- _Dataset rows_:
--------

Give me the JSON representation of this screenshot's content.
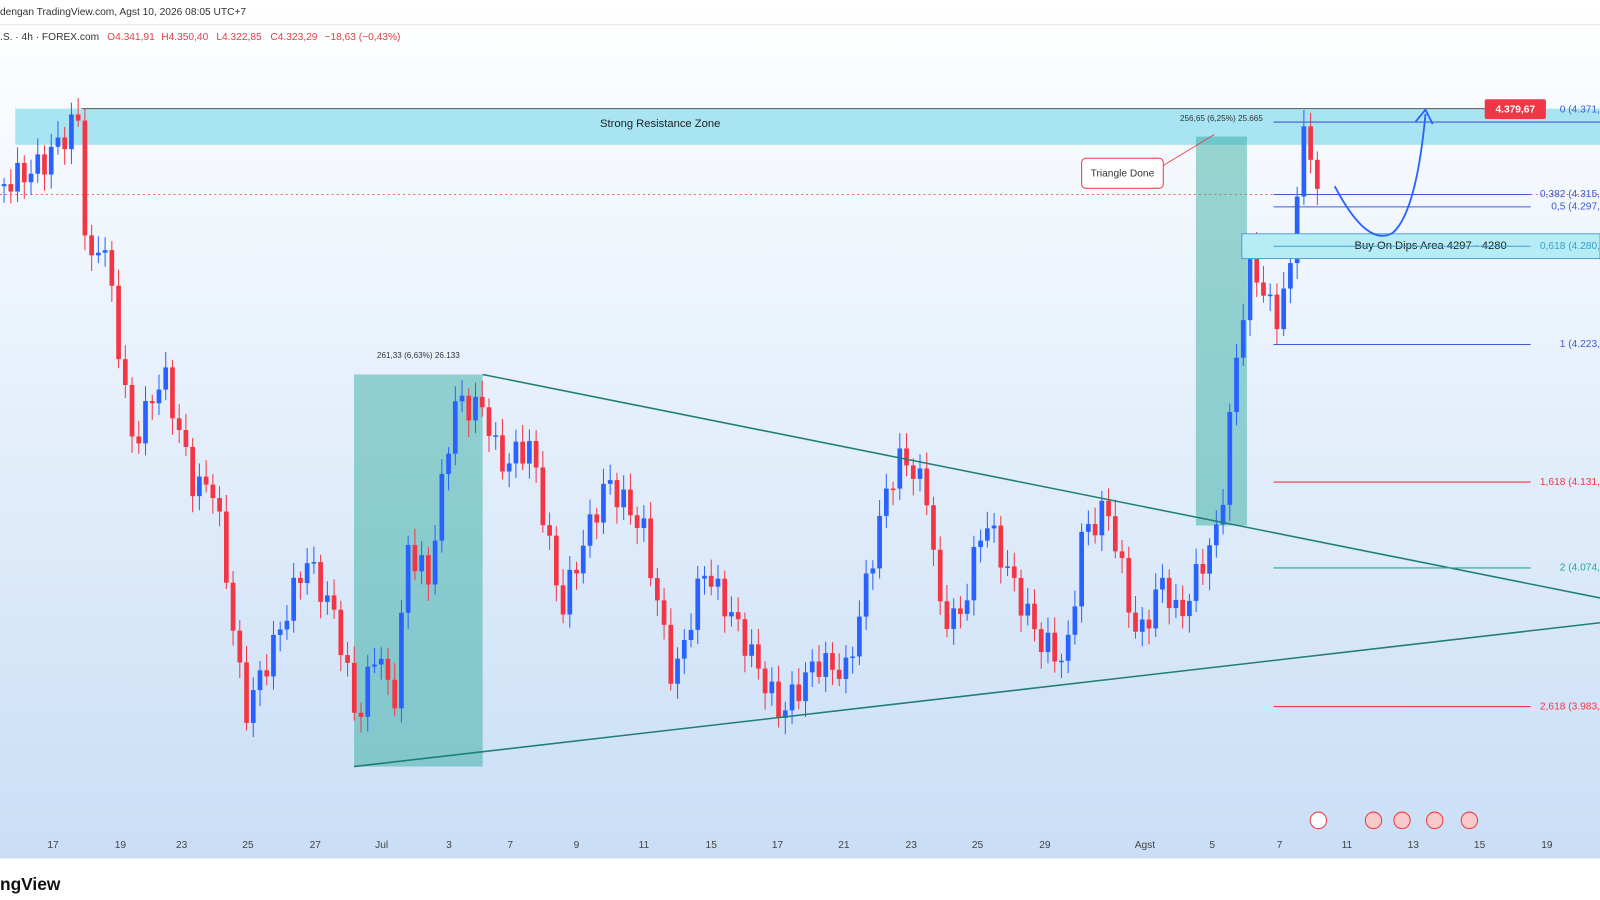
{
  "header": {
    "source": "dengan TradingView.com, Agst 10, 2026 08:05 UTC+7",
    "symbol": ".S. · 4h · FOREX.com",
    "open": "O4.341,91",
    "high": "H4.350,40",
    "low": "L4.322,85",
    "close": "C4.323,29",
    "change": "−18,63 (−0,43%)"
  },
  "annotations": {
    "resistance": "Strong Resistance Zone",
    "measure_right": "256,65 (6,25%) 25.665",
    "triangle_done": "Triangle Done",
    "measure_left": "261,33 (6,63%) 26.133",
    "buy_area": "Buy On Dips Area 4297 - 4280",
    "price_label": "4.379,67"
  },
  "fib_levels": [
    "0 (4.371,",
    "0,382 (4.315,",
    "0,5 (4.297,",
    "0,618 (4.280,",
    "1 (4.223,",
    "1,618 (4.131,",
    "2 (4.074,",
    "2,618 (3.983,"
  ],
  "x_axis": [
    "17",
    "19",
    "23",
    "25",
    "27",
    "Jul",
    "3",
    "7",
    "9",
    "11",
    "15",
    "17",
    "21",
    "23",
    "25",
    "29",
    "Agst",
    "5",
    "7",
    "11",
    "13",
    "15",
    "19"
  ],
  "footer": {
    "logo": "ngView"
  }
}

--------

Except for the pictures, copy every line of the records above exactly.

- _Written response_:
Give me the JSON representation of this screenshot's content.
{
  "header": {
    "source": "dengan TradingView.com, Agst 10, 2026 08:05 UTC+7",
    "symbol": ".S. · 4h · FOREX.com",
    "open": "O4.341,91",
    "high": "H4.350,40",
    "low": "L4.322,85",
    "close": "C4.323,29",
    "change": "−18,63 (−0,43%)"
  },
  "annotations": {
    "resistance": "Strong Resistance Zone",
    "measure_right": "256,65 (6,25%) 25.665",
    "triangle_done": "Triangle Done",
    "measure_left": "261,33 (6,63%) 26.133",
    "buy_area": "Buy On Dips Area 4297 - 4280",
    "price_label": "4.379,67"
  },
  "fib_levels": [
    "0 (4.371,",
    "0,382 (4.315,",
    "0,5 (4.297,",
    "0,618 (4.280,",
    "1 (4.223,",
    "1,618 (4.131,",
    "2 (4.074,",
    "2,618 (3.983,"
  ],
  "x_axis": [
    "17",
    "19",
    "23",
    "25",
    "27",
    "Jul",
    "3",
    "7",
    "9",
    "11",
    "15",
    "17",
    "21",
    "23",
    "25",
    "29",
    "Agst",
    "5",
    "7",
    "11",
    "13",
    "15",
    "19"
  ],
  "footer": {
    "logo": "ngView"
  }
}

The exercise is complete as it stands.